# [PROVIDED DATA]
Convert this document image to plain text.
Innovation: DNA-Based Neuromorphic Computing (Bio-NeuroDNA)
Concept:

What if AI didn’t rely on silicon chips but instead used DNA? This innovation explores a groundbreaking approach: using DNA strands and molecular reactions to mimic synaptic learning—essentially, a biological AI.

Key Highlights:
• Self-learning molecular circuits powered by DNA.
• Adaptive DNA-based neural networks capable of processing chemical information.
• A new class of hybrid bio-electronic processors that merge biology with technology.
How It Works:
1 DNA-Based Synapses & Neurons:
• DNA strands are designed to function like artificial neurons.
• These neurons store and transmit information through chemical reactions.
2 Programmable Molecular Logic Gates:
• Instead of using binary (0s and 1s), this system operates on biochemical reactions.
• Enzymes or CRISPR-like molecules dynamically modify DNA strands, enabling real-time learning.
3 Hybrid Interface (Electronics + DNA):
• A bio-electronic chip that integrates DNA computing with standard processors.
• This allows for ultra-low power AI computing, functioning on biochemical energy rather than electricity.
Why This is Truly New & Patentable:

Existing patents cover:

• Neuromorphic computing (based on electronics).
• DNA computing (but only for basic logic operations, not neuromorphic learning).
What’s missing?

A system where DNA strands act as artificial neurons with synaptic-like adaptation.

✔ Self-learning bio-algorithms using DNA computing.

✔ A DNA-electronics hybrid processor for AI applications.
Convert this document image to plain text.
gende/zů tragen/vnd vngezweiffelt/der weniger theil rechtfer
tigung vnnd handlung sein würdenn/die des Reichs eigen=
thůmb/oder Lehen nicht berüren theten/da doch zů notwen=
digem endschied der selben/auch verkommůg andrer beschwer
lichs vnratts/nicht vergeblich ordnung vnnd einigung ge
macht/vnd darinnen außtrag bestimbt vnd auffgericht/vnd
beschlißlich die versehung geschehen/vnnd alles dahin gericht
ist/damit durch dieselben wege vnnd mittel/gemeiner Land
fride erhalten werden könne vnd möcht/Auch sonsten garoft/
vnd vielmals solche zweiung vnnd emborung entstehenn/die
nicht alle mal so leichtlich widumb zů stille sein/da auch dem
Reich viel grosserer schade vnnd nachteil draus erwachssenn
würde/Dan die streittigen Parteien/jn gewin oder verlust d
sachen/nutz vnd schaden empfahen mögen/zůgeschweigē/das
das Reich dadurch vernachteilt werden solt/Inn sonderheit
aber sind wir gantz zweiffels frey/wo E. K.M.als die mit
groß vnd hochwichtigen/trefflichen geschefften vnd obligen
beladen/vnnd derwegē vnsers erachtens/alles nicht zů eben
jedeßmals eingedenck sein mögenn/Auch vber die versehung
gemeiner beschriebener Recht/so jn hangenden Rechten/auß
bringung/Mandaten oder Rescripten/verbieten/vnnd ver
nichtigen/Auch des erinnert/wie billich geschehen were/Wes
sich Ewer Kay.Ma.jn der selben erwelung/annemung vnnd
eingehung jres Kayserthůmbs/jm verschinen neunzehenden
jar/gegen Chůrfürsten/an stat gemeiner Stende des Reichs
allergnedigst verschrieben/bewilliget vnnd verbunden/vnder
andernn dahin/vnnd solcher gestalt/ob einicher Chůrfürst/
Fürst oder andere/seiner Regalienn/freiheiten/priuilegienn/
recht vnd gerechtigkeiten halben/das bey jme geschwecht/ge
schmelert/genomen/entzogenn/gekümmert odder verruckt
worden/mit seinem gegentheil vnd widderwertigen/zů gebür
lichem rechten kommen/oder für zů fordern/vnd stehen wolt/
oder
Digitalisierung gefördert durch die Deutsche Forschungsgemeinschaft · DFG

# [TASK GOAL]
Please restate the records in full, word for word.

# [YOUR RESPONSE]
Convert this document image to plain text.
Innovation: DNA-Based Neuromorphic Computing (Bio-NeuroDNA)
Concept:

What if AI didn’t rely on silicon chips but instead used DNA? This innovation explores a groundbreaking approach: using DNA strands and molecular reactions to mimic synaptic learning—essentially, a biological AI.

Key Highlights:
• Self-learning molecular circuits powered by DNA.
• Adaptive DNA-based neural networks capable of processing chemical information.
• A new class of hybrid bio-electronic processors that merge biology with technology.
How It Works:
1 DNA-Based Synapses & Neurons:
• DNA strands are designed to function like artificial neurons.
• These neurons store and transmit information through chemical reactions.
2 Programmable Molecular Logic Gates:
• Instead of using binary (0s and 1s), this system operates on biochemical reactions.
• Enzymes or CRISPR-like molecules dynamically modify DNA strands, enabling real-time learning.
3 Hybrid Interface (Electronics + DNA):
• A bio-electronic chip that integrates DNA computing with standard processors.
• This allows for ultra-low power AI computing, functioning on biochemical energy rather than electricity.
Why This is Truly New & Patentable:

Existing patents cover:

• Neuromorphic computing (based on electronics).
• DNA computing (but only for basic logic operations, not neuromorphic learning).
What’s missing?

A system where DNA strands act as artificial neurons with synaptic-like adaptation.

✔ Self-learning bio-algorithms using DNA computing.

✔ A DNA-electronics hybrid processor for AI applications.
Convert this document image to plain text.
gende/zů tragen/vnd vngezweiffelt/der weniger theil rechtfer
tigung vnnd handlung sein würdenn/die des Reichs eigen=
thůmb/oder Lehen nicht berüren theten/da doch zů notwen=
digem endschied der selben/auch verkommůg andrer beschwer
lichs vnratts/nicht vergeblich ordnung vnnd einigung ge
macht/vnd darinnen außtrag bestimbt vnd auffgericht/vnd
beschlißlich die versehung geschehen/vnnd alles dahin gericht
ist/damit durch dieselben wege vnnd mittel/gemeiner Land
fride erhalten werden könne vnd möcht/Auch sonsten garoft/
vnd vielmals solche zweiung vnnd emborung entstehenn/die
nicht alle mal so leichtlich widumb zů stille sein/da auch dem
Reich viel grosserer schade vnnd nachteil draus erwachssenn
würde/Dan die streittigen Parteien/jn gewin oder verlust d
sachen/nutz vnd schaden empfahen mögen/zůgeschweigē/das
das Reich dadurch vernachteilt werden solt/Inn sonderheit
aber sind wir gantz zweiffels frey/wo E. K.M.als die mit
groß vnd hochwichtigen/trefflichen geschefften vnd obligen
beladen/vnnd derwegē vnsers erachtens/alles nicht zů eben
jedeßmals eingedenck sein mögenn/Auch vber die versehung
gemeiner beschriebener Recht/so jn hangenden Rechten/auß
bringung/Mandaten oder Rescripten/verbieten/vnnd ver
nichtigen/Auch des erinnert/wie billich geschehen were/Wes
sich Ewer Kay.Ma.jn der selben erwelung/annemung vnnd
eingehung jres Kayserthůmbs/jm verschinen neunzehenden
jar/gegen Chůrfürsten/an stat gemeiner Stende des Reichs
allergnedigst verschrieben/bewilliget vnnd verbunden/vnder
andernn dahin/vnnd solcher gestalt/ob einicher Chůrfürst/
Fürst oder andere/seiner Regalienn/freiheiten/priuilegienn/
recht vnd gerechtigkeiten halben/das bey jme geschwecht/ge
schmelert/genomen/entzogenn/gekümmert odder verruckt
worden/mit seinem gegentheil vnd widderwertigen/zů gebür
lichem rechten kommen/oder für zů fordern/vnd stehen wolt/
oder
Digitalisierung gefördert durch die Deutsche Forschungsgemeinschaft · DFG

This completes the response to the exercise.